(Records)
* * * * * * *
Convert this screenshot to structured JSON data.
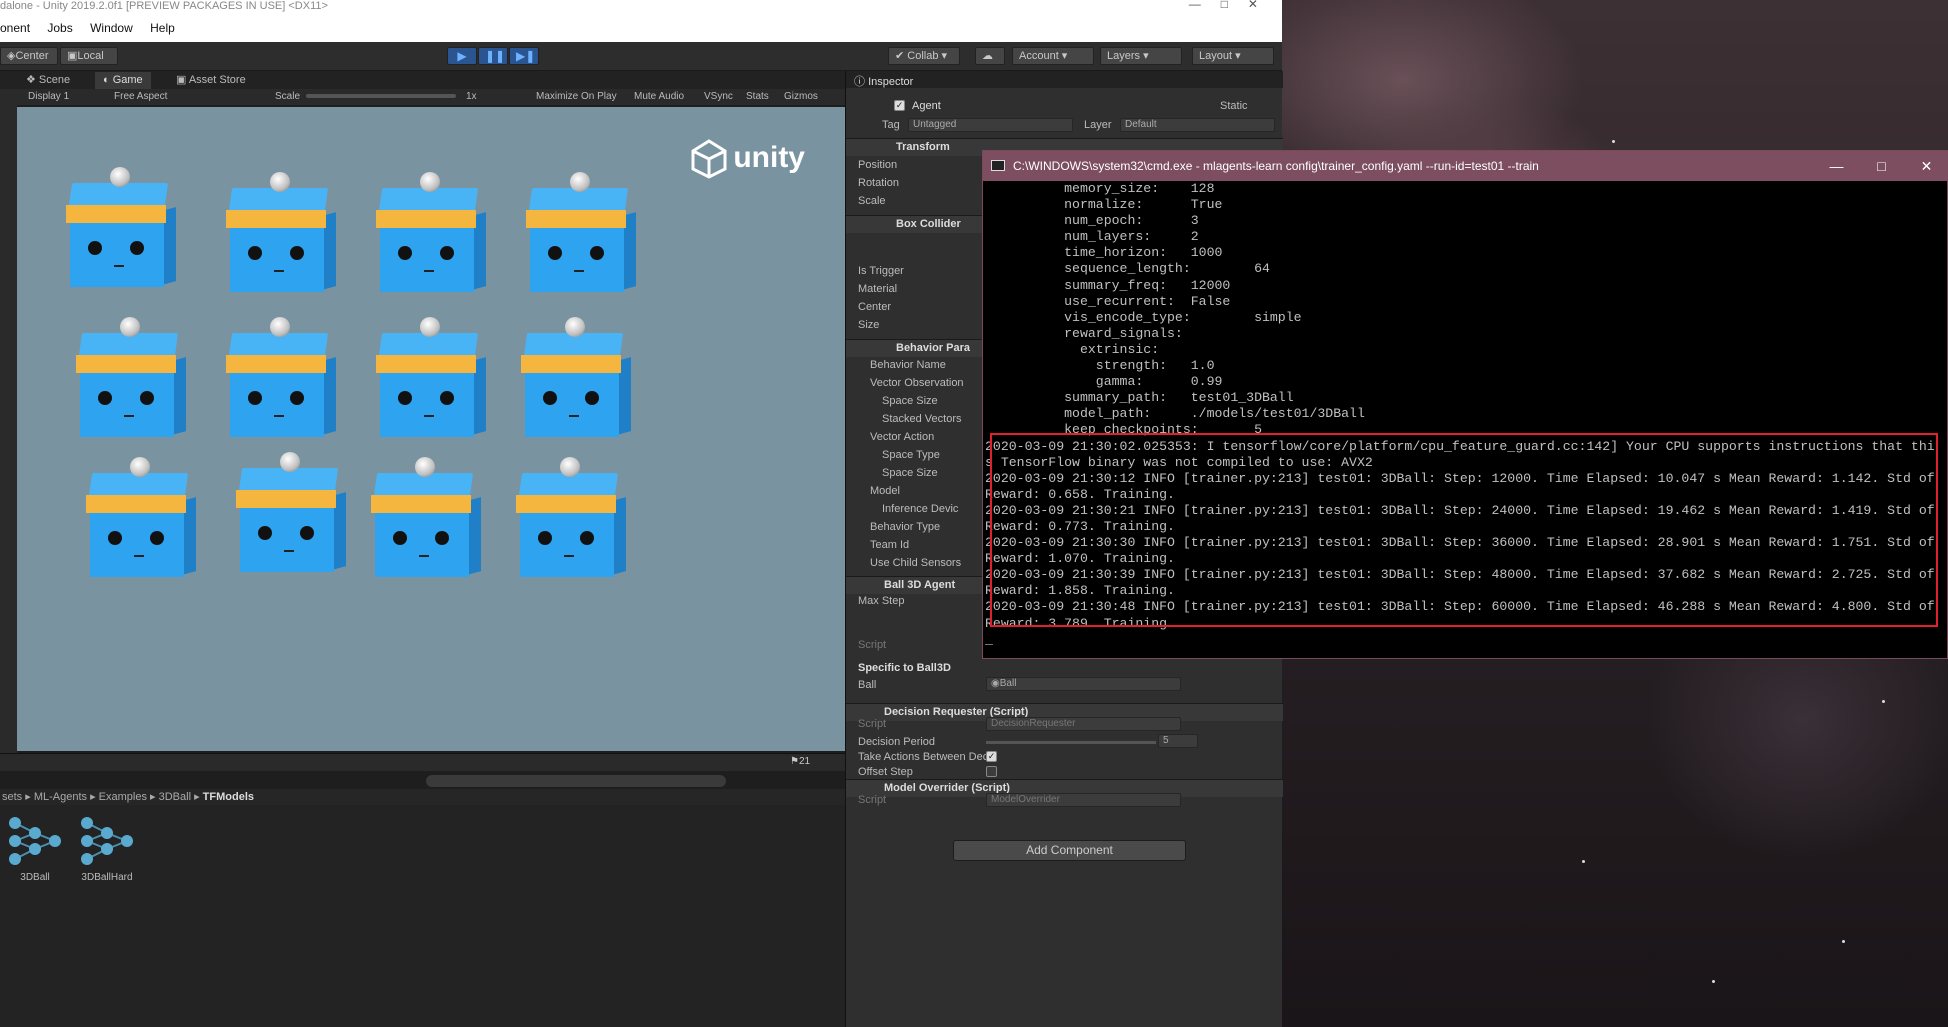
{
  "title_bar": {
    "text": "dalone - Unity 2019.2.0f1 [PREVIEW PACKAGES IN USE] <DX11>"
  },
  "menu": [
    "onent",
    "Jobs",
    "Window",
    "Help"
  ],
  "toolbar": {
    "center": "Center",
    "local": "Local",
    "collab": "Collab",
    "account": "Account",
    "layers": "Layers",
    "layout": "Layout"
  },
  "view_tabs": [
    {
      "label": "Scene"
    },
    {
      "label": "Game"
    },
    {
      "label": "Asset Store"
    }
  ],
  "game_bar": {
    "display": "Display 1",
    "aspect": "Free Aspect",
    "scale": "Scale",
    "scale_value": "1x",
    "maximize": "Maximize On Play",
    "mute": "Mute Audio",
    "vsync": "VSync",
    "stats": "Stats",
    "gizmos": "Gizmos"
  },
  "logo_text": "unity",
  "project": {
    "breadcrumbs": [
      "sets",
      "ML-Agents",
      "Examples",
      "3DBall"
    ],
    "current": "TFModels",
    "count": "21",
    "assets": [
      {
        "name": "3DBall"
      },
      {
        "name": "3DBallHard"
      }
    ]
  },
  "inspector": {
    "tab": "Inspector",
    "object_name": "Agent",
    "static": "Static",
    "tag_label": "Tag",
    "tag_value": "Untagged",
    "layer_label": "Layer",
    "layer_value": "Default",
    "transform": {
      "title": "Transform",
      "fields": [
        "Position",
        "Rotation",
        "Scale"
      ]
    },
    "box_collider": {
      "title": "Box Collider",
      "fields": [
        "Is Trigger",
        "Material",
        "Center",
        "Size"
      ]
    },
    "behavior": {
      "title": "Behavior Para",
      "fields": [
        "Behavior Name",
        "Vector Observation",
        "Space Size",
        "Stacked Vectors",
        "Vector Action",
        "Space Type",
        "Space Size",
        "Model",
        "Inference Devic",
        "Behavior Type",
        "Team Id",
        "Use Child Sensors"
      ]
    },
    "ball_agent": {
      "title": "Ball 3D Agent",
      "max_step": "Max Step",
      "script": "Script"
    },
    "specific": {
      "title": "Specific to Ball3D",
      "ball_label": "Ball",
      "ball_value": "Ball"
    },
    "decision": {
      "title": "Decision Requester (Script)",
      "script_label": "Script",
      "script_value": "DecisionRequester",
      "period_label": "Decision Period",
      "period_value": "5",
      "take_actions": "Take Actions Between Decis",
      "offset": "Offset Step"
    },
    "override": {
      "title": "Model Overrider (Script)",
      "script_label": "Script",
      "script_value": "ModelOverrider"
    },
    "add_component": "Add Component"
  },
  "cmd": {
    "title": "C:\\WINDOWS\\system32\\cmd.exe - mlagents-learn  config\\trainer_config.yaml --run-id=test01 --train",
    "lines": [
      "          memory_size:    128",
      "          normalize:      True",
      "          num_epoch:      3",
      "          num_layers:     2",
      "          time_horizon:   1000",
      "          sequence_length:        64",
      "          summary_freq:   12000",
      "          use_recurrent:  False",
      "          vis_encode_type:        simple",
      "          reward_signals:",
      "            extrinsic:",
      "              strength:   1.0",
      "              gamma:      0.99",
      "          summary_path:   test01_3DBall",
      "          model_path:     ./models/test01/3DBall",
      "          keep_checkpoints:       5",
      "2020-03-09 21:30:02.025353: I tensorflow/core/platform/cpu_feature_guard.cc:142] Your CPU supports instructions that thi",
      "s TensorFlow binary was not compiled to use: AVX2",
      "2020-03-09 21:30:12 INFO [trainer.py:213] test01: 3DBall: Step: 12000. Time Elapsed: 10.047 s Mean Reward: 1.142. Std of",
      "Reward: 0.658. Training.",
      "2020-03-09 21:30:21 INFO [trainer.py:213] test01: 3DBall: Step: 24000. Time Elapsed: 19.462 s Mean Reward: 1.419. Std of",
      "Reward: 0.773. Training.",
      "2020-03-09 21:30:30 INFO [trainer.py:213] test01: 3DBall: Step: 36000. Time Elapsed: 28.901 s Mean Reward: 1.751. Std of",
      "Reward: 1.070. Training.",
      "2020-03-09 21:30:39 INFO [trainer.py:213] test01: 3DBall: Step: 48000. Time Elapsed: 37.682 s Mean Reward: 2.725. Std of",
      "Reward: 1.858. Training.",
      "2020-03-09 21:30:48 INFO [trainer.py:213] test01: 3DBall: Step: 60000. Time Elapsed: 46.288 s Mean Reward: 4.800. Std of",
      "Reward: 3.789. Training.",
      "_"
    ]
  },
  "colors": {
    "accent": "#3d8bd6",
    "highlight": "#e0202a",
    "cmd_title": "#7d4e60"
  }
}
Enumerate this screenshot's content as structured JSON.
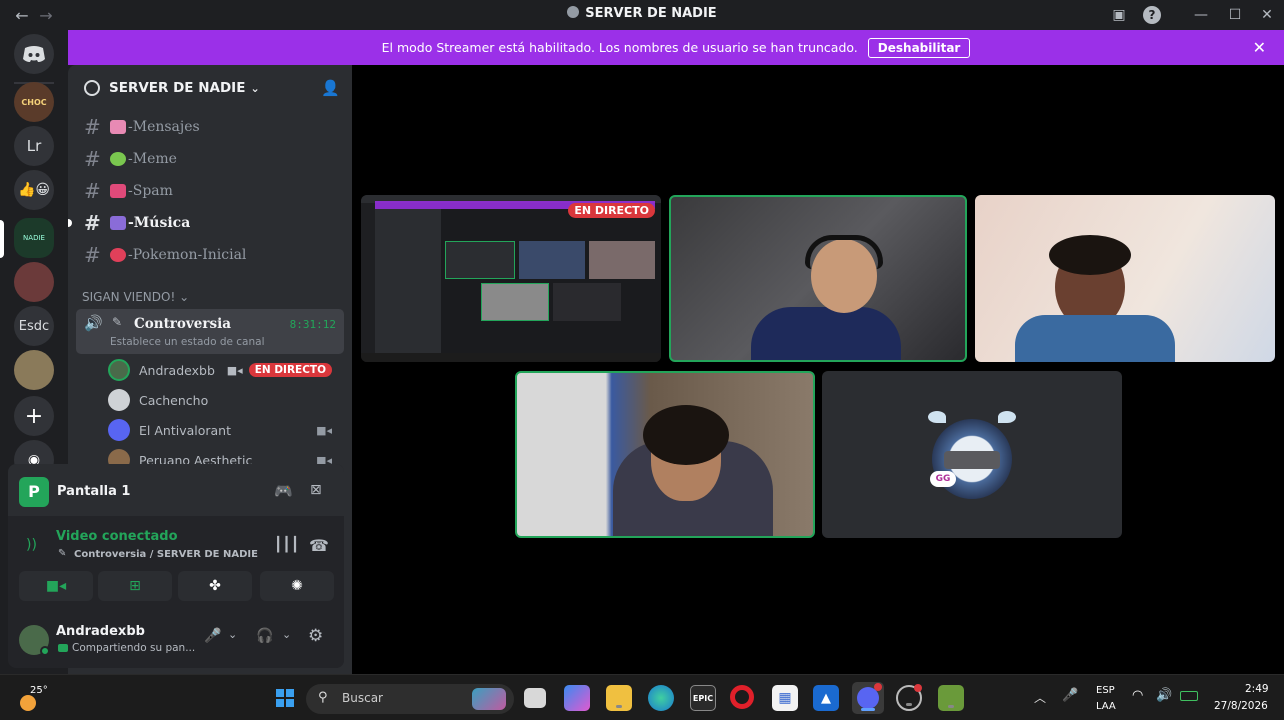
{
  "window": {
    "title": "SERVER DE NADIE"
  },
  "banner": {
    "text": "El modo Streamer está habilitado. Los nombres de usuario se han truncado.",
    "button": "Deshabilitar"
  },
  "guilds": [
    "Lr",
    "Esdc"
  ],
  "server": {
    "name": "SERVER DE NADIE"
  },
  "channels": [
    {
      "name": "-Mensajes",
      "emoji_color": "#e88ab4"
    },
    {
      "name": "-Meme",
      "emoji_color": "#7ac74f"
    },
    {
      "name": "-Spam",
      "emoji_color": "#e04a7a"
    },
    {
      "name": "-Música",
      "emoji_color": "#8a6cd8"
    },
    {
      "name": "-Pokemon-Inicial",
      "emoji_color": "#e0405a"
    }
  ],
  "category": "SIGAN VIENDO!",
  "voice_channel": {
    "name": "Controversia",
    "timer": "8:31:12",
    "status": "Establece un estado de canal"
  },
  "members": [
    {
      "name": "Andradexbb",
      "badge": "EN DIRECTO"
    },
    {
      "name": "Cachencho"
    },
    {
      "name": "El Antivalorant"
    },
    {
      "name": "Peruano Aesthetic"
    }
  ],
  "stream_panel": {
    "title": "Pantalla 1"
  },
  "voice_status": {
    "title": "Video conectado",
    "sub": "Controversia / SERVER DE NADIE"
  },
  "user": {
    "name": "Andradexbb",
    "status": "Compartiendo su pan..."
  },
  "stage": {
    "live_badge": "EN DIRECTO"
  },
  "taskbar": {
    "weather": "25°",
    "search": "Buscar",
    "lang1": "ESP",
    "lang2": "LAA",
    "time": "2:49",
    "date": "27/8/2026"
  },
  "colors": {
    "accent": "#9b30e8",
    "green": "#23a55a",
    "live": "#da373c",
    "blurple": "#5865f2"
  }
}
* * * * * * *
→ **The exercise**: Each entry gets copied exactly; the pictures stay out.

→ **The result**:
Convert this screenshot to structured JSON data.
{
  "title_bar": {
    "text": "dalone - Unity 2019.2.0f1 [PREVIEW PACKAGES IN USE] <DX11>"
  },
  "menu": [
    "onent",
    "Jobs",
    "Window",
    "Help"
  ],
  "toolbar": {
    "center": "Center",
    "local": "Local",
    "collab": "Collab",
    "account": "Account",
    "layers": "Layers",
    "layout": "Layout"
  },
  "view_tabs": [
    {
      "label": "Scene"
    },
    {
      "label": "Game"
    },
    {
      "label": "Asset Store"
    }
  ],
  "game_bar": {
    "display": "Display 1",
    "aspect": "Free Aspect",
    "scale": "Scale",
    "scale_value": "1x",
    "maximize": "Maximize On Play",
    "mute": "Mute Audio",
    "vsync": "VSync",
    "stats": "Stats",
    "gizmos": "Gizmos"
  },
  "logo_text": "unity",
  "project": {
    "breadcrumbs": [
      "sets",
      "ML-Agents",
      "Examples",
      "3DBall"
    ],
    "current": "TFModels",
    "count": "21",
    "assets": [
      {
        "name": "3DBall"
      },
      {
        "name": "3DBallHard"
      }
    ]
  },
  "inspector": {
    "tab": "Inspector",
    "object_name": "Agent",
    "static": "Static",
    "tag_label": "Tag",
    "tag_value": "Untagged",
    "layer_label": "Layer",
    "layer_value": "Default",
    "transform": {
      "title": "Transform",
      "fields": [
        "Position",
        "Rotation",
        "Scale"
      ]
    },
    "box_collider": {
      "title": "Box Collider",
      "fields": [
        "Is Trigger",
        "Material",
        "Center",
        "Size"
      ]
    },
    "behavior": {
      "title": "Behavior Para",
      "fields": [
        "Behavior Name",
        "Vector Observation",
        "Space Size",
        "Stacked Vectors",
        "Vector Action",
        "Space Type",
        "Space Size",
        "Model",
        "Inference Devic",
        "Behavior Type",
        "Team Id",
        "Use Child Sensors"
      ]
    },
    "ball_agent": {
      "title": "Ball 3D Agent",
      "max_step": "Max Step",
      "script": "Script"
    },
    "specific": {
      "title": "Specific to Ball3D",
      "ball_label": "Ball",
      "ball_value": "Ball"
    },
    "decision": {
      "title": "Decision Requester (Script)",
      "script_label": "Script",
      "script_value": "DecisionRequester",
      "period_label": "Decision Period",
      "period_value": "5",
      "take_actions": "Take Actions Between Decis",
      "offset": "Offset Step"
    },
    "override": {
      "title": "Model Overrider (Script)",
      "script_label": "Script",
      "script_value": "ModelOverrider"
    },
    "add_component": "Add Component"
  },
  "cmd": {
    "title": "C:\\WINDOWS\\system32\\cmd.exe - mlagents-learn  config\\trainer_config.yaml --run-id=test01 --train",
    "lines": [
      "          memory_size:    128",
      "          normalize:      True",
      "          num_epoch:      3",
      "          num_layers:     2",
      "          time_horizon:   1000",
      "          sequence_length:        64",
      "          summary_freq:   12000",
      "          use_recurrent:  False",
      "          vis_encode_type:        simple",
      "          reward_signals:",
      "            extrinsic:",
      "              strength:   1.0",
      "              gamma:      0.99",
      "          summary_path:   test01_3DBall",
      "          model_path:     ./models/test01/3DBall",
      "          keep_checkpoints:       5",
      "2020-03-09 21:30:02.025353: I tensorflow/core/platform/cpu_feature_guard.cc:142] Your CPU supports instructions that thi",
      "s TensorFlow binary was not compiled to use: AVX2",
      "2020-03-09 21:30:12 INFO [trainer.py:213] test01: 3DBall: Step: 12000. Time Elapsed: 10.047 s Mean Reward: 1.142. Std of",
      "Reward: 0.658. Training.",
      "2020-03-09 21:30:21 INFO [trainer.py:213] test01: 3DBall: Step: 24000. Time Elapsed: 19.462 s Mean Reward: 1.419. Std of",
      "Reward: 0.773. Training.",
      "2020-03-09 21:30:30 INFO [trainer.py:213] test01: 3DBall: Step: 36000. Time Elapsed: 28.901 s Mean Reward: 1.751. Std of",
      "Reward: 1.070. Training.",
      "2020-03-09 21:30:39 INFO [trainer.py:213] test01: 3DBall: Step: 48000. Time Elapsed: 37.682 s Mean Reward: 2.725. Std of",
      "Reward: 1.858. Training.",
      "2020-03-09 21:30:48 INFO [trainer.py:213] test01: 3DBall: Step: 60000. Time Elapsed: 46.288 s Mean Reward: 4.800. Std of",
      "Reward: 3.789. Training.",
      "_"
    ]
  },
  "colors": {
    "accent": "#3d8bd6",
    "highlight": "#e0202a",
    "cmd_title": "#7d4e60"
  }
}
Enumerate this screenshot's content as structured JSON.
{
  "window": {
    "title": "SERVER DE NADIE"
  },
  "banner": {
    "text": "El modo Streamer está habilitado. Los nombres de usuario se han truncado.",
    "button": "Deshabilitar"
  },
  "guilds": [
    "Lr",
    "Esdc"
  ],
  "server": {
    "name": "SERVER DE NADIE"
  },
  "channels": [
    {
      "name": "-Mensajes",
      "emoji_color": "#e88ab4"
    },
    {
      "name": "-Meme",
      "emoji_color": "#7ac74f"
    },
    {
      "name": "-Spam",
      "emoji_color": "#e04a7a"
    },
    {
      "name": "-Música",
      "emoji_color": "#8a6cd8"
    },
    {
      "name": "-Pokemon-Inicial",
      "emoji_color": "#e0405a"
    }
  ],
  "category": "SIGAN VIENDO!",
  "voice_channel": {
    "name": "Controversia",
    "timer": "8:31:12",
    "status": "Establece un estado de canal"
  },
  "members": [
    {
      "name": "Andradexbb",
      "badge": "EN DIRECTO"
    },
    {
      "name": "Cachencho"
    },
    {
      "name": "El Antivalorant"
    },
    {
      "name": "Peruano Aesthetic"
    }
  ],
  "stream_panel": {
    "title": "Pantalla 1"
  },
  "voice_status": {
    "title": "Video conectado",
    "sub": "Controversia / SERVER DE NADIE"
  },
  "user": {
    "name": "Andradexbb",
    "status": "Compartiendo su pan..."
  },
  "stage": {
    "live_badge": "EN DIRECTO"
  },
  "taskbar": {
    "weather": "25°",
    "search": "Buscar",
    "lang1": "ESP",
    "lang2": "LAA",
    "time": "2:49",
    "date": "27/8/2026"
  },
  "colors": {
    "accent": "#9b30e8",
    "green": "#23a55a",
    "live": "#da373c",
    "blurple": "#5865f2"
  }
}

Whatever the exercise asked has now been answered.